- Extracted records -

* Begin *

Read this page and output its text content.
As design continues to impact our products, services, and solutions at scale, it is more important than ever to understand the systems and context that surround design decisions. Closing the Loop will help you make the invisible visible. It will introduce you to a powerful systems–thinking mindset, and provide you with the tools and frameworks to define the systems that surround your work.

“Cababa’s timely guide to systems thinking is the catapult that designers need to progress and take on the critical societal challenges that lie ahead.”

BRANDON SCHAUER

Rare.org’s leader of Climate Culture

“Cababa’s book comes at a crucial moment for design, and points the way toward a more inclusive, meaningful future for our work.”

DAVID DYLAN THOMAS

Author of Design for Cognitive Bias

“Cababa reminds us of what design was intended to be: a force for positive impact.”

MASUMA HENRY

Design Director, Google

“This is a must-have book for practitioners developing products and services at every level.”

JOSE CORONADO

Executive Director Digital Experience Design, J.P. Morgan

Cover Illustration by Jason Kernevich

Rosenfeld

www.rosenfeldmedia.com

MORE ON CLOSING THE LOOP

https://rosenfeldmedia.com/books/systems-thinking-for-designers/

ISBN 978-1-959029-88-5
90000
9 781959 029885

* End *

- The problem -
In the entries above, count each line that holds "designers". Give the total and nothing else.

- Complete output -
2